— Data records —
_ _ _ _ _
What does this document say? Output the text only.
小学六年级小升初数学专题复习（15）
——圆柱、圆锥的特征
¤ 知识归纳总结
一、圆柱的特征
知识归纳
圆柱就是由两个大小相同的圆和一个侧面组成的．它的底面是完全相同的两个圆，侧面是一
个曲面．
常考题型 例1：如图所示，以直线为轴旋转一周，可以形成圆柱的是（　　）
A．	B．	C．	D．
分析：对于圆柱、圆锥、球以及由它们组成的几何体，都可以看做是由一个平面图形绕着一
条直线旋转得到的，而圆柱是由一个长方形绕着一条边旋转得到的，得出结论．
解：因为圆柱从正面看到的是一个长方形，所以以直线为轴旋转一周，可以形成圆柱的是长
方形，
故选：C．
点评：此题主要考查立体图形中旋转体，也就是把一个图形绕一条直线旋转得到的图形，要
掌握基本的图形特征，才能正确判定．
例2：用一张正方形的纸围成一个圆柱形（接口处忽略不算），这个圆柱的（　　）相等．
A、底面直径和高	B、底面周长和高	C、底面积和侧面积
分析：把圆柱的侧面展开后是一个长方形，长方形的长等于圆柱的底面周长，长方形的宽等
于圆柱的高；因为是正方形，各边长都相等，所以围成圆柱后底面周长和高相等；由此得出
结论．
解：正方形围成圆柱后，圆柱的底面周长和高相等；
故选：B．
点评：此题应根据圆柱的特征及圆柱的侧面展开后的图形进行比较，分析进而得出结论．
_ _ _ _ _
— Challenge —
Return the entries above exactly, each one complete.

— Task response —
What does this document say? Output the text only.
小学六年级小升初数学专题复习（15）
——圆柱、圆锥的特征
¤ 知识归纳总结
一、圆柱的特征
知识归纳
圆柱就是由两个大小相同的圆和一个侧面组成的．它的底面是完全相同的两个圆，侧面是一
个曲面．
常考题型 例1：如图所示，以直线为轴旋转一周，可以形成圆柱的是（　　）
A．	B．	C．	D．
分析：对于圆柱、圆锥、球以及由它们组成的几何体，都可以看做是由一个平面图形绕着一
条直线旋转得到的，而圆柱是由一个长方形绕着一条边旋转得到的，得出结论．
解：因为圆柱从正面看到的是一个长方形，所以以直线为轴旋转一周，可以形成圆柱的是长
方形，
故选：C．
点评：此题主要考查立体图形中旋转体，也就是把一个图形绕一条直线旋转得到的图形，要
掌握基本的图形特征，才能正确判定．
例2：用一张正方形的纸围成一个圆柱形（接口处忽略不算），这个圆柱的（　　）相等．
A、底面直径和高	B、底面周长和高	C、底面积和侧面积
分析：把圆柱的侧面展开后是一个长方形，长方形的长等于圆柱的底面周长，长方形的宽等
于圆柱的高；因为是正方形，各边长都相等，所以围成圆柱后底面周长和高相等；由此得出
结论．
解：正方形围成圆柱后，圆柱的底面周长和高相等；
故选：B．
点评：此题应根据圆柱的特征及圆柱的侧面展开后的图形进行比较，分析进而得出结论．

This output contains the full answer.